Saved data entries:

━━━

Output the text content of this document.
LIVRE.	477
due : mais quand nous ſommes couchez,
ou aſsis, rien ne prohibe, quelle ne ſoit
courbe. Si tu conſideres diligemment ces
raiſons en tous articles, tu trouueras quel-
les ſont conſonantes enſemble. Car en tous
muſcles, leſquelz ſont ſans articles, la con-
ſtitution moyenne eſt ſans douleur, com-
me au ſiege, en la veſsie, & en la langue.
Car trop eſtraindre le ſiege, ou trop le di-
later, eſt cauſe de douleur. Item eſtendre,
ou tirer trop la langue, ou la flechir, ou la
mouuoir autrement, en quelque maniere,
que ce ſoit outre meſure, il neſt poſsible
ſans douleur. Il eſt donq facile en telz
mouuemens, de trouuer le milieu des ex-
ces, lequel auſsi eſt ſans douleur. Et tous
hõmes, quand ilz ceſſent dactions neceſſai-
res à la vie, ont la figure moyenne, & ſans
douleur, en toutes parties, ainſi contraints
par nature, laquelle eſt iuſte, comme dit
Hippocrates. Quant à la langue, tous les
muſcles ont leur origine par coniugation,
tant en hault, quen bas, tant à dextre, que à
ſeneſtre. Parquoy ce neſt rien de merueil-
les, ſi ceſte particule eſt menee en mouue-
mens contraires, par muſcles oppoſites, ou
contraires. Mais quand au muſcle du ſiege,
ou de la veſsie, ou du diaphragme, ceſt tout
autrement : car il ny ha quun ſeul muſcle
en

━━━

The problem => Can you reproduce all the material exactly?

Result of the exercise =>
Output the text content of this document.
LIVRE.	477
due : mais quand nous ſommes couchez,
ou aſsis, rien ne prohibe, quelle ne ſoit
courbe. Si tu conſideres diligemment ces
raiſons en tous articles, tu trouueras quel-
les ſont conſonantes enſemble. Car en tous
muſcles, leſquelz ſont ſans articles, la con-
ſtitution moyenne eſt ſans douleur, com-
me au ſiege, en la veſsie, & en la langue.
Car trop eſtraindre le ſiege, ou trop le di-
later, eſt cauſe de douleur. Item eſtendre,
ou tirer trop la langue, ou la flechir, ou la
mouuoir autrement, en quelque maniere,
que ce ſoit outre meſure, il neſt poſsible
ſans douleur. Il eſt donq facile en telz
mouuemens, de trouuer le milieu des ex-
ces, lequel auſsi eſt ſans douleur. Et tous
hõmes, quand ilz ceſſent dactions neceſſai-
res à la vie, ont la figure moyenne, & ſans
douleur, en toutes parties, ainſi contraints
par nature, laquelle eſt iuſte, comme dit
Hippocrates. Quant à la langue, tous les
muſcles ont leur origine par coniugation,
tant en hault, quen bas, tant à dextre, que à
ſeneſtre. Parquoy ce neſt rien de merueil-
les, ſi ceſte particule eſt menee en mouue-
mens contraires, par muſcles oppoſites, ou
contraires. Mais quand au muſcle du ſiege,
ou de la veſsie, ou du diaphragme, ceſt tout
autrement : car il ny ha quun ſeul muſcle
en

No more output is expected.